=== Provided entries ===
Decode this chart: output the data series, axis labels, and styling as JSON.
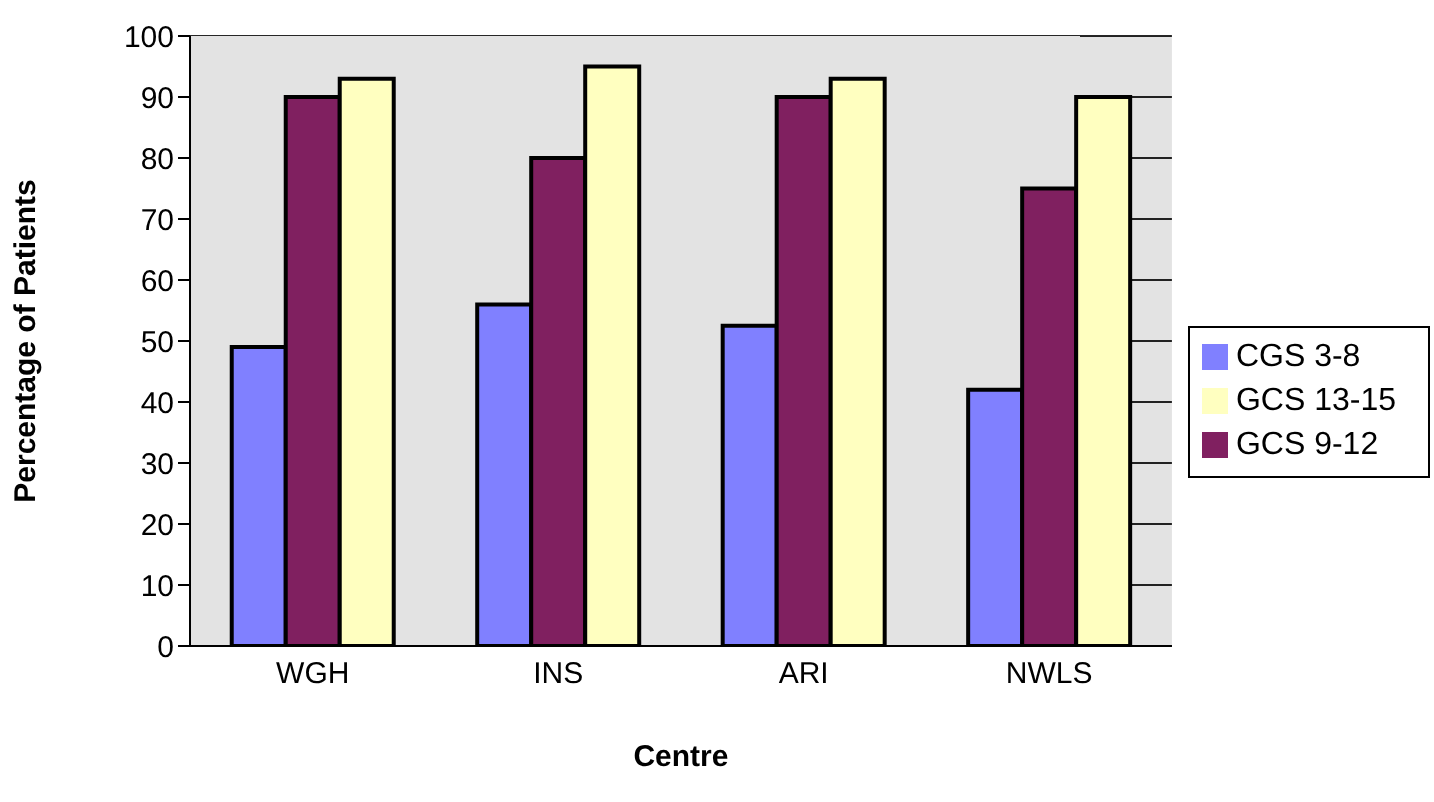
{
  "chart_data": {
    "type": "bar",
    "xlabel": "Centre",
    "ylabel": "Percentage of Patients",
    "categories": [
      "WGH",
      "INS",
      "ARI",
      "NWLS"
    ],
    "series": [
      {
        "name": "CGS 3-8",
        "color": "#8080ff",
        "values": [
          49,
          56,
          52.5,
          42
        ]
      },
      {
        "name": "GCS 9-12",
        "color": "#802060",
        "values": [
          90,
          80,
          90,
          75
        ]
      },
      {
        "name": "GCS 13-15",
        "color": "#ffffc0",
        "values": [
          93,
          95,
          93,
          90
        ]
      }
    ],
    "ylim": [
      0,
      100
    ],
    "yticks": [
      0,
      10,
      20,
      30,
      40,
      50,
      60,
      70,
      80,
      90,
      100
    ],
    "grid": "y",
    "legend": "right"
  }
}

=== Assignment ===
Check each line of the listing for the word "series" and state how many lines contain it, with no other words.

=== Reply to the exercise ===
2